_Stated task_. Each record must be retyped in full. No character may differ.

[Some records]
----------

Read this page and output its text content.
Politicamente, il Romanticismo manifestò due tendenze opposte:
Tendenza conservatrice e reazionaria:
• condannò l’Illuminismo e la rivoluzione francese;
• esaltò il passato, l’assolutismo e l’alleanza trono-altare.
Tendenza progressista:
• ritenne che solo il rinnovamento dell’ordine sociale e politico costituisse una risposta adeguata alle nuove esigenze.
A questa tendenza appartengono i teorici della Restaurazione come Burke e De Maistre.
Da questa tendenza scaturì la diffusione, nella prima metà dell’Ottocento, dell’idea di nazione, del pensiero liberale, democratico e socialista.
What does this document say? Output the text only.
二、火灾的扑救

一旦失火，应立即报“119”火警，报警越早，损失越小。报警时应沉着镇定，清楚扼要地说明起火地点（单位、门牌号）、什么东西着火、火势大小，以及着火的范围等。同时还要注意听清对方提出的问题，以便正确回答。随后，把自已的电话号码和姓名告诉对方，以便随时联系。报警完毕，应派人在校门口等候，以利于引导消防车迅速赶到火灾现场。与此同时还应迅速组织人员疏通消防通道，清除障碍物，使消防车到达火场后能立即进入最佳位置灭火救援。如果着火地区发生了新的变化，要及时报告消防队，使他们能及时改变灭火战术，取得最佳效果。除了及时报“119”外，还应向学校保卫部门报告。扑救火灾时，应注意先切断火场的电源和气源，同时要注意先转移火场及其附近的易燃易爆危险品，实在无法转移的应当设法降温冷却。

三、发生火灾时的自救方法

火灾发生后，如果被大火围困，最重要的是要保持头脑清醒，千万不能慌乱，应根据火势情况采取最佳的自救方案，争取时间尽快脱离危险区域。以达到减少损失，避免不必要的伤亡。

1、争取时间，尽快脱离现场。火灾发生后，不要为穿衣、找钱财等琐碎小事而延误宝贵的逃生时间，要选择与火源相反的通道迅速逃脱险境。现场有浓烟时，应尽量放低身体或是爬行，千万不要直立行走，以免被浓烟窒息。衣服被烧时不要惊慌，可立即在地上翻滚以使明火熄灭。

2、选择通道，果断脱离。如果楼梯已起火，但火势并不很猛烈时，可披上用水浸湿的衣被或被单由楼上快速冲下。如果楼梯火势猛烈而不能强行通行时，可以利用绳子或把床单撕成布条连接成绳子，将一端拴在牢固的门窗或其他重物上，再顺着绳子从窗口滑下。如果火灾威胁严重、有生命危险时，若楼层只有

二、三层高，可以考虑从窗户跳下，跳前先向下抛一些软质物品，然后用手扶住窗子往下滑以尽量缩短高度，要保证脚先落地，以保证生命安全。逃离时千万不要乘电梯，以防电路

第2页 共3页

----------

_Answer to this task_.
Read this page and output its text content.
Politicamente, il Romanticismo manifestò due tendenze opposte:
Tendenza conservatrice e reazionaria:
• condannò l’Illuminismo e la rivoluzione francese;
• esaltò il passato, l’assolutismo e l’alleanza trono-altare.
Tendenza progressista:
• ritenne che solo il rinnovamento dell’ordine sociale e politico costituisse una risposta adeguata alle nuove esigenze.
A questa tendenza appartengono i teorici della Restaurazione come Burke e De Maistre.
Da questa tendenza scaturì la diffusione, nella prima metà dell’Ottocento, dell’idea di nazione, del pensiero liberale, democratico e socialista.
What does this document say? Output the text only.
二、火灾的扑救

一旦失火，应立即报“119”火警，报警越早，损失越小。报警时应沉着镇定，清楚扼要地说明起火地点（单位、门牌号）、什么东西着火、火势大小，以及着火的范围等。同时还要注意听清对方提出的问题，以便正确回答。随后，把自已的电话号码和姓名告诉对方，以便随时联系。报警完毕，应派人在校门口等候，以利于引导消防车迅速赶到火灾现场。与此同时还应迅速组织人员疏通消防通道，清除障碍物，使消防车到达火场后能立即进入最佳位置灭火救援。如果着火地区发生了新的变化，要及时报告消防队，使他们能及时改变灭火战术，取得最佳效果。除了及时报“119”外，还应向学校保卫部门报告。扑救火灾时，应注意先切断火场的电源和气源，同时要注意先转移火场及其附近的易燃易爆危险品，实在无法转移的应当设法降温冷却。

三、发生火灾时的自救方法

火灾发生后，如果被大火围困，最重要的是要保持头脑清醒，千万不能慌乱，应根据火势情况采取最佳的自救方案，争取时间尽快脱离危险区域。以达到减少损失，避免不必要的伤亡。

1、争取时间，尽快脱离现场。火灾发生后，不要为穿衣、找钱财等琐碎小事而延误宝贵的逃生时间，要选择与火源相反的通道迅速逃脱险境。现场有浓烟时，应尽量放低身体或是爬行，千万不要直立行走，以免被浓烟窒息。衣服被烧时不要惊慌，可立即在地上翻滚以使明火熄灭。

2、选择通道，果断脱离。如果楼梯已起火，但火势并不很猛烈时，可披上用水浸湿的衣被或被单由楼上快速冲下。如果楼梯火势猛烈而不能强行通行时，可以利用绳子或把床单撕成布条连接成绳子，将一端拴在牢固的门窗或其他重物上，再顺着绳子从窗口滑下。如果火灾威胁严重、有生命危险时，若楼层只有

二、三层高，可以考虑从窗户跳下，跳前先向下抛一些软质物品，然后用手扶住窗子往下滑以尽量缩短高度，要保证脚先落地，以保证生命安全。逃离时千万不要乘电梯，以防电路

第2页 共3页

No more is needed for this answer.